Rows from a figure dataset:

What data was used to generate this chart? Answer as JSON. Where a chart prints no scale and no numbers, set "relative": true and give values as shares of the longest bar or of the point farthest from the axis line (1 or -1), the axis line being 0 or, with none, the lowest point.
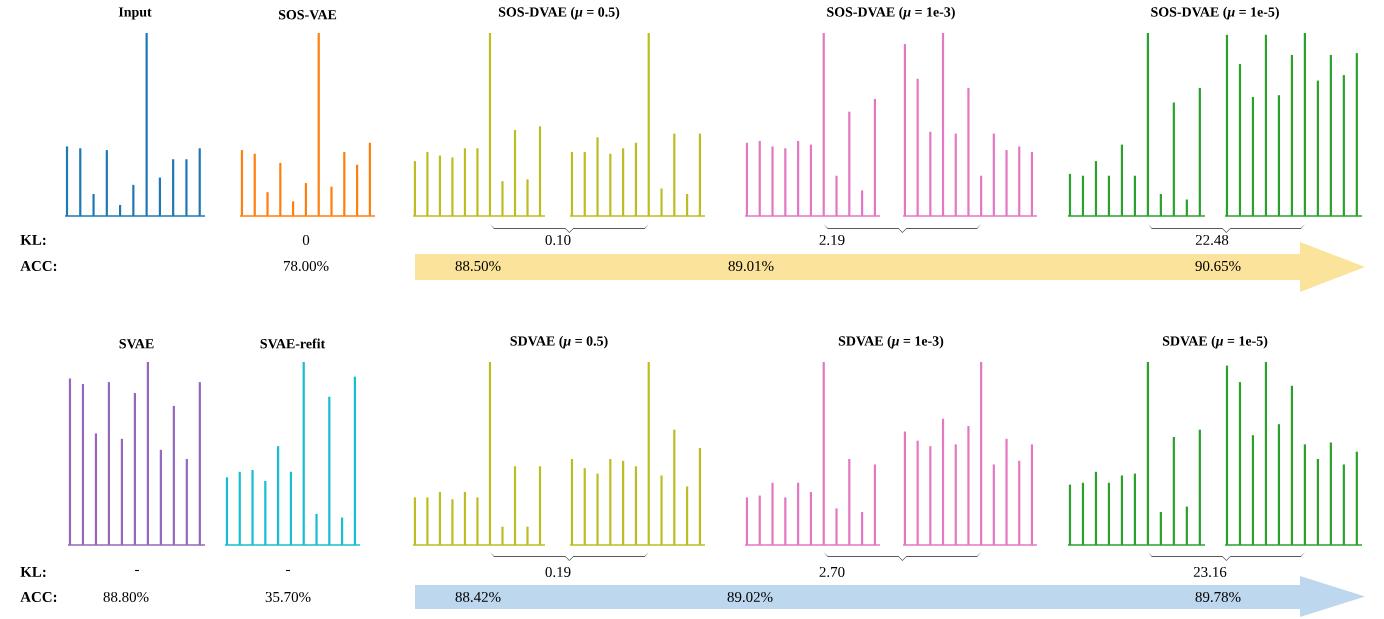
{
  "chart_data": [
    {
      "type": "bar",
      "relative": true,
      "title": "Input",
      "color": "#1f77b4",
      "categories": [
        null,
        null,
        null,
        null,
        null,
        null,
        null,
        null,
        null,
        null,
        null
      ],
      "values": [
        0.38,
        0.37,
        0.12,
        0.36,
        0.06,
        0.17,
        1,
        0.21,
        0.31,
        0.31,
        0.37
      ]
    },
    {
      "type": "bar",
      "relative": true,
      "title": "SOS-VAE",
      "color": "#ff7f0e",
      "categories": [
        null,
        null,
        null,
        null,
        null,
        null,
        null,
        null,
        null,
        null,
        null
      ],
      "values": [
        0.36,
        0.34,
        0.13,
        0.29,
        0.08,
        0.18,
        1,
        0.16,
        0.35,
        0.28,
        0.4
      ],
      "annotations": [
        "0",
        "78.00%"
      ]
    },
    {
      "type": "bar",
      "relative": true,
      "title": "SOS-DVAE (*μ* = 0.5)",
      "color": "#bcbd22",
      "categories": [
        null,
        null,
        null,
        null,
        null,
        null,
        null,
        null,
        null,
        null,
        null
      ],
      "values": [
        0.3,
        0.35,
        0.33,
        0.32,
        0.37,
        0.37,
        1,
        0.19,
        0.47,
        0.2,
        0.49
      ],
      "annotations": [
        "0.10",
        "88.50%"
      ]
    },
    {
      "type": "bar",
      "relative": true,
      "color": "#bcbd22",
      "categories": [
        null,
        null,
        null,
        null,
        null,
        null,
        null,
        null,
        null,
        null,
        null
      ],
      "values": [
        0.35,
        0.35,
        0.43,
        0.34,
        0.37,
        0.4,
        1,
        0.15,
        0.45,
        0.12,
        0.45
      ]
    },
    {
      "type": "bar",
      "relative": true,
      "title": "SOS-DVAE (*μ* = 1e-3)",
      "color": "#e377c2",
      "categories": [
        null,
        null,
        null,
        null,
        null,
        null,
        null,
        null,
        null,
        null,
        null
      ],
      "values": [
        0.4,
        0.41,
        0.38,
        0.37,
        0.41,
        0.39,
        1,
        0.22,
        0.57,
        0.14,
        0.64
      ],
      "annotations": [
        "2.19",
        "89.01%"
      ]
    },
    {
      "type": "bar",
      "relative": true,
      "color": "#e377c2",
      "categories": [
        null,
        null,
        null,
        null,
        null,
        null,
        null,
        null,
        null,
        null,
        null
      ],
      "values": [
        0.94,
        0.75,
        0.46,
        1,
        0.45,
        0.7,
        0.22,
        0.45,
        0.36,
        0.38,
        0.35
      ]
    },
    {
      "type": "bar",
      "relative": true,
      "title": "SOS-DVAE (*μ* = 1e-5)",
      "color": "#2ca02c",
      "categories": [
        null,
        null,
        null,
        null,
        null,
        null,
        null,
        null,
        null,
        null,
        null
      ],
      "values": [
        0.23,
        0.22,
        0.3,
        0.22,
        0.39,
        0.22,
        1,
        0.12,
        0.62,
        0.09,
        0.7
      ],
      "annotations": [
        "22.48",
        "90.65%"
      ]
    },
    {
      "type": "bar",
      "relative": true,
      "color": "#2ca02c",
      "categories": [
        null,
        null,
        null,
        null,
        null,
        null,
        null,
        null,
        null,
        null,
        null
      ],
      "values": [
        0.99,
        0.83,
        0.65,
        0.99,
        0.66,
        0.88,
        1,
        0.74,
        0.88,
        0.77,
        0.89
      ]
    },
    {
      "type": "other",
      "annotations": [
        "KL:",
        "ACC:"
      ]
    },
    {
      "type": "bar",
      "relative": true,
      "title": "SVAE",
      "color": "#9467bd",
      "categories": [
        null,
        null,
        null,
        null,
        null,
        null,
        null,
        null,
        null,
        null,
        null
      ],
      "values": [
        0.91,
        0.88,
        0.61,
        0.89,
        0.58,
        0.83,
        1,
        0.52,
        0.76,
        0.47,
        0.89
      ],
      "annotations": [
        "-",
        "88.80%"
      ]
    },
    {
      "type": "bar",
      "relative": true,
      "title": "SVAE-refit",
      "color": "#17becf",
      "categories": [
        null,
        null,
        null,
        null,
        null,
        null,
        null,
        null,
        null,
        null,
        null
      ],
      "values": [
        0.37,
        0.4,
        0.41,
        0.35,
        0.54,
        0.4,
        1,
        0.17,
        0.81,
        0.15,
        0.92
      ],
      "annotations": [
        "-",
        "35.70%"
      ]
    },
    {
      "type": "bar",
      "relative": true,
      "title": "SDVAE (*μ* = 0.5)",
      "color": "#bcbd22",
      "categories": [
        null,
        null,
        null,
        null,
        null,
        null,
        null,
        null,
        null,
        null,
        null
      ],
      "values": [
        0.26,
        0.26,
        0.29,
        0.25,
        0.29,
        0.26,
        1,
        0.1,
        0.43,
        0.1,
        0.43
      ],
      "annotations": [
        "0.19",
        "88.42%"
      ]
    },
    {
      "type": "bar",
      "relative": true,
      "color": "#bcbd22",
      "categories": [
        null,
        null,
        null,
        null,
        null,
        null,
        null,
        null,
        null,
        null,
        null
      ],
      "values": [
        0.47,
        0.42,
        0.39,
        0.47,
        0.46,
        0.43,
        1,
        0.38,
        0.63,
        0.32,
        0.53
      ]
    },
    {
      "type": "bar",
      "relative": true,
      "title": "SDVAE (*μ* = 1e-3)",
      "color": "#e377c2",
      "categories": [
        null,
        null,
        null,
        null,
        null,
        null,
        null,
        null,
        null,
        null,
        null
      ],
      "values": [
        0.26,
        0.27,
        0.34,
        0.26,
        0.34,
        0.29,
        1,
        0.2,
        0.47,
        0.18,
        0.44
      ],
      "annotations": [
        "2.70",
        "89.02%"
      ]
    },
    {
      "type": "bar",
      "relative": true,
      "color": "#e377c2",
      "categories": [
        null,
        null,
        null,
        null,
        null,
        null,
        null,
        null,
        null,
        null,
        null
      ],
      "values": [
        0.62,
        0.57,
        0.54,
        0.69,
        0.55,
        0.65,
        1,
        0.44,
        0.58,
        0.46,
        0.55
      ]
    },
    {
      "type": "bar",
      "relative": true,
      "title": "SDVAE (*μ* = 1e-5)",
      "color": "#2ca02c",
      "categories": [
        null,
        null,
        null,
        null,
        null,
        null,
        null,
        null,
        null,
        null,
        null
      ],
      "values": [
        0.33,
        0.34,
        0.4,
        0.34,
        0.38,
        0.39,
        1,
        0.18,
        0.59,
        0.21,
        0.63
      ],
      "annotations": [
        "23.16",
        "89.78%"
      ]
    },
    {
      "type": "bar",
      "relative": true,
      "color": "#2ca02c",
      "categories": [
        null,
        null,
        null,
        null,
        null,
        null,
        null,
        null,
        null,
        null,
        null
      ],
      "values": [
        0.98,
        0.89,
        0.6,
        1,
        0.66,
        0.87,
        0.55,
        0.47,
        0.56,
        0.44,
        0.51
      ]
    },
    {
      "type": "other",
      "annotations": [
        "KL:",
        "ACC:"
      ]
    }
  ]
}
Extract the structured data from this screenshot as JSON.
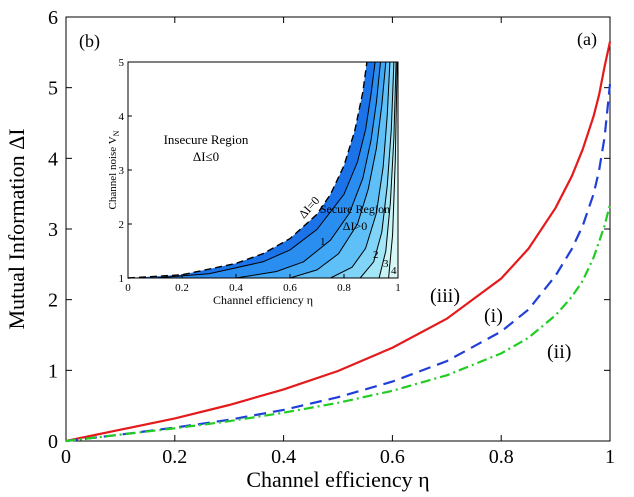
{
  "chart_data": [
    {
      "type": "line",
      "panel_label": "(a)",
      "xlabel": "Channel efficiency η",
      "ylabel": "Mutual Information  ΔI",
      "xlim": [
        0,
        1
      ],
      "ylim": [
        0,
        6
      ],
      "xticks": [
        "0",
        "0.2",
        "0.4",
        "0.6",
        "0.8",
        "1"
      ],
      "yticks": [
        "0",
        "1",
        "2",
        "3",
        "4",
        "5",
        "6"
      ],
      "grid": false,
      "legend": "none",
      "series": [
        {
          "name": "(iii)",
          "color": "#e41a1c",
          "style": "solid",
          "x": [
            0,
            0.1,
            0.2,
            0.3,
            0.4,
            0.5,
            0.6,
            0.7,
            0.8,
            0.85,
            0.9,
            0.93,
            0.95,
            0.97,
            0.98,
            0.99,
            1.0
          ],
          "y": [
            0,
            0.16,
            0.32,
            0.51,
            0.73,
            0.99,
            1.32,
            1.73,
            2.3,
            2.72,
            3.3,
            3.75,
            4.13,
            4.6,
            4.9,
            5.3,
            5.65
          ]
        },
        {
          "name": "(i)",
          "color": "#1f3fd8",
          "style": "dashed",
          "x": [
            0,
            0.1,
            0.2,
            0.3,
            0.4,
            0.5,
            0.6,
            0.7,
            0.8,
            0.85,
            0.9,
            0.93,
            0.95,
            0.97,
            0.98,
            0.99,
            1.0
          ],
          "y": [
            0,
            0.09,
            0.19,
            0.3,
            0.44,
            0.62,
            0.84,
            1.13,
            1.55,
            1.86,
            2.34,
            2.72,
            3.05,
            3.5,
            3.83,
            4.3,
            5.05
          ]
        },
        {
          "name": "(ii)",
          "color": "#22cc22",
          "style": "dashdot",
          "x": [
            0,
            0.1,
            0.2,
            0.3,
            0.4,
            0.5,
            0.6,
            0.7,
            0.8,
            0.85,
            0.9,
            0.93,
            0.95,
            0.97,
            0.98,
            0.99,
            1.0
          ],
          "y": [
            0,
            0.09,
            0.18,
            0.28,
            0.4,
            0.54,
            0.71,
            0.93,
            1.24,
            1.46,
            1.78,
            2.04,
            2.27,
            2.6,
            2.82,
            3.05,
            3.35
          ]
        }
      ]
    },
    {
      "type": "contour",
      "panel_label": "(b)",
      "xlabel": "Channel efficiency η",
      "ylabel": "Channel noise V_N",
      "xlim": [
        0,
        1
      ],
      "ylim": [
        1,
        5
      ],
      "xticks": [
        "0",
        "0.2",
        "0.4",
        "0.6",
        "0.8",
        "1"
      ],
      "yticks": [
        "1",
        "2",
        "3",
        "4",
        "5"
      ],
      "annotations": [
        "Insecure Region",
        "ΔI≤0",
        "Secure Region",
        "ΔI>0",
        "ΔI=0"
      ],
      "contour_labels": [
        "1",
        "2",
        "3",
        "4"
      ],
      "boundary_dI_0": {
        "x": [
          0,
          0.2,
          0.4,
          0.5,
          0.6,
          0.7,
          0.75,
          0.8,
          0.84,
          0.87,
          0.885
        ],
        "y": [
          1.0,
          1.06,
          1.27,
          1.45,
          1.73,
          2.18,
          2.55,
          3.08,
          3.73,
          4.45,
          5.0
        ]
      },
      "level_lines": [
        {
          "x": [
            0.1,
            0.3,
            0.5,
            0.6,
            0.7,
            0.8,
            0.85,
            0.88,
            0.9,
            0.915
          ],
          "y": [
            1.0,
            1.08,
            1.3,
            1.52,
            1.9,
            2.55,
            3.15,
            3.75,
            4.4,
            5.0
          ]
        },
        {
          "x": [
            0.4,
            0.55,
            0.65,
            0.75,
            0.82,
            0.87,
            0.9,
            0.92,
            0.935
          ],
          "y": [
            1.0,
            1.12,
            1.3,
            1.7,
            2.2,
            2.85,
            3.55,
            4.25,
            5.0
          ]
        },
        {
          "x": [
            0.6,
            0.7,
            0.78,
            0.85,
            0.89,
            0.92,
            0.94,
            0.955
          ],
          "y": [
            1.0,
            1.15,
            1.45,
            2.0,
            2.65,
            3.4,
            4.2,
            5.0
          ]
        },
        {
          "x": [
            0.75,
            0.83,
            0.88,
            0.92,
            0.945,
            0.96,
            0.97
          ],
          "y": [
            1.0,
            1.2,
            1.55,
            2.2,
            3.05,
            4.0,
            5.0
          ]
        },
        {
          "x": [
            0.86,
            0.91,
            0.94,
            0.96,
            0.975,
            0.985
          ],
          "y": [
            1.0,
            1.3,
            1.85,
            2.7,
            3.75,
            5.0
          ]
        },
        {
          "x": [
            0.93,
            0.955,
            0.972,
            0.985,
            0.993
          ],
          "y": [
            1.0,
            1.5,
            2.4,
            3.6,
            5.0
          ]
        },
        {
          "x": [
            0.965,
            0.98,
            0.99,
            0.997
          ],
          "y": [
            1.0,
            1.8,
            3.2,
            5.0
          ]
        }
      ],
      "fill_colors": [
        "#1a73e8",
        "#2a8ef0",
        "#3fa7f5",
        "#5fc0f7",
        "#7fd4f7",
        "#a3e6f5",
        "#c9f3f4"
      ]
    }
  ],
  "labels": {
    "series_iii": "(iii)",
    "series_i": "(i)",
    "series_ii": "(ii)",
    "panel_a": "(a)",
    "panel_b": "(b)",
    "main_xlabel": "Channel efficiency η",
    "main_ylabel": "Mutual Information  ΔI",
    "inset_xlabel": "Channel efficiency η",
    "inset_ylabel": "Channel noise V",
    "inset_ylabel_sub": "N",
    "insecure_title": "Insecure Region",
    "insecure_cond": "ΔI≤0",
    "secure_title": "Secure Region",
    "secure_cond": "ΔI>0",
    "boundary_label": "ΔI=0",
    "contour_1": "1",
    "contour_2": "2",
    "contour_3": "3",
    "contour_4": "4"
  }
}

* _WRITTEN PROBLEM_:
Extract all lines that hold the word "noise".

* _THE COMPLETED TASK_:
      "ylabel": "Channel noise V_N",
    "inset_ylabel": "Channel noise V",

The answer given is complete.